Goal: In the records below, find each line containing the word "Monthly" and copy it.

· · ·

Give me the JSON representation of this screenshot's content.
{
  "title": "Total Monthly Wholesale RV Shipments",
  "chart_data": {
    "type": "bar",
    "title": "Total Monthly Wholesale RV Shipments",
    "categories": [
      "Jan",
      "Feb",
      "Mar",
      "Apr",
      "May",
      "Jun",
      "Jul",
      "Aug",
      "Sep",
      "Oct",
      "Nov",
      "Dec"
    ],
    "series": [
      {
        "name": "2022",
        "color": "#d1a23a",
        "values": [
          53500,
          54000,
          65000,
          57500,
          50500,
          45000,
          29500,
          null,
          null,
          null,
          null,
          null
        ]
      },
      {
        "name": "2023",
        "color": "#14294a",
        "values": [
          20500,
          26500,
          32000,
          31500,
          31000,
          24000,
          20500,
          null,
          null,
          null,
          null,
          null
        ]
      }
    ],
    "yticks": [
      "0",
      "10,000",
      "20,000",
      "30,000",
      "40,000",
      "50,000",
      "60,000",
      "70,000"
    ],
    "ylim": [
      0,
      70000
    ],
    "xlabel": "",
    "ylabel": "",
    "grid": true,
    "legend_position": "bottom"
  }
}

· · ·

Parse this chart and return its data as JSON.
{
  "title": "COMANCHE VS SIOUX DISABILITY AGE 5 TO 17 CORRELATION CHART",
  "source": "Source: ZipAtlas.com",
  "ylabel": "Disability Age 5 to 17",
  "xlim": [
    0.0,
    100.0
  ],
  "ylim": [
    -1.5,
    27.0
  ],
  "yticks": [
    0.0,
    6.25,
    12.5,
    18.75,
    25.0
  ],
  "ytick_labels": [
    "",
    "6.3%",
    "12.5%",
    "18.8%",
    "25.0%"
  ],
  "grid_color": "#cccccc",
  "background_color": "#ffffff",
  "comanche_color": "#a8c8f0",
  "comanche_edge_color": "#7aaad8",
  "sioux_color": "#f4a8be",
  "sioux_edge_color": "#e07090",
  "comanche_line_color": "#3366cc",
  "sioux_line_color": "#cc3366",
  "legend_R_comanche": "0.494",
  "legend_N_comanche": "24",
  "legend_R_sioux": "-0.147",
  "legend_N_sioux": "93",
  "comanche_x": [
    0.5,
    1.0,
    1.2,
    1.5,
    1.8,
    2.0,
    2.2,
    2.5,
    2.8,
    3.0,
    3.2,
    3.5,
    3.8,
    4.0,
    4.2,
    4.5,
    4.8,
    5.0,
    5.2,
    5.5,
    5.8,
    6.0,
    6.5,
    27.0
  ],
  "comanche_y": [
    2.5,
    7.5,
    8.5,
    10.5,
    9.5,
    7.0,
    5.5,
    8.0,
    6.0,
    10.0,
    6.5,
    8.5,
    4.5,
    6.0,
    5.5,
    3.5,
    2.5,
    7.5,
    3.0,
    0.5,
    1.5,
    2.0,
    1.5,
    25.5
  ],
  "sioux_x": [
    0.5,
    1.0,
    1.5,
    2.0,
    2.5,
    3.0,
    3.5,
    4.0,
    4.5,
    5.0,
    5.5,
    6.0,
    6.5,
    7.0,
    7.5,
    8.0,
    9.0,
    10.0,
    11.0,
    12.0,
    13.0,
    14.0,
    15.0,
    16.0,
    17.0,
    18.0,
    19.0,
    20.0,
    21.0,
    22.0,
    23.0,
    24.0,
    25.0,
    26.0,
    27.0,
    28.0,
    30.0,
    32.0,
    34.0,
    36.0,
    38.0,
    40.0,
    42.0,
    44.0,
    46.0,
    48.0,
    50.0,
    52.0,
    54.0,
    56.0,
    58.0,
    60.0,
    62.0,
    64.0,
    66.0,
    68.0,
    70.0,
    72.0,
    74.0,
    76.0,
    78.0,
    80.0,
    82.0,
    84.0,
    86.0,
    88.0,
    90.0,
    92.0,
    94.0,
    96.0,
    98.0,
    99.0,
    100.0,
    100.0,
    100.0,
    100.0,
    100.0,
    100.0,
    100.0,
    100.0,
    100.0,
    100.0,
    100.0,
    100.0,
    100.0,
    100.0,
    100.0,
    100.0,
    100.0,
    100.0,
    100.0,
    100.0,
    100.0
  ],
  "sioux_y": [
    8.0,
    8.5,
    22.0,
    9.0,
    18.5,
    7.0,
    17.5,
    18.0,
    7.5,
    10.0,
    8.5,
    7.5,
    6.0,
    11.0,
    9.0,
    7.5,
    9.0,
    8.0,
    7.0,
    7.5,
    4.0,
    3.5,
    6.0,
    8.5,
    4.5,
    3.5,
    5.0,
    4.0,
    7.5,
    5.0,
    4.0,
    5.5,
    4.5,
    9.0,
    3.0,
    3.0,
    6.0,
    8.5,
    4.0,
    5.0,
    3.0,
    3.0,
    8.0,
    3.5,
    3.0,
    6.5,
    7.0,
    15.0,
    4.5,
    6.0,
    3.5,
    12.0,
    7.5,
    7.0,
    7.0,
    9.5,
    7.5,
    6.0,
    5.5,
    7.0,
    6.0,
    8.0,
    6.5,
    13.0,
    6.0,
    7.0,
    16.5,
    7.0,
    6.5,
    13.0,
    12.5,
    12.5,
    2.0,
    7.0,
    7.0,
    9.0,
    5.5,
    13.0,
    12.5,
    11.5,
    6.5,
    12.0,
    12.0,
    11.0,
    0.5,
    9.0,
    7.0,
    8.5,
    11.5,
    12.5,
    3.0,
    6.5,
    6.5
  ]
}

· · ·

Answer below:
  "title": "Total Monthly Wholesale RV Shipments",
    "title": "Total Monthly Wholesale RV Shipments",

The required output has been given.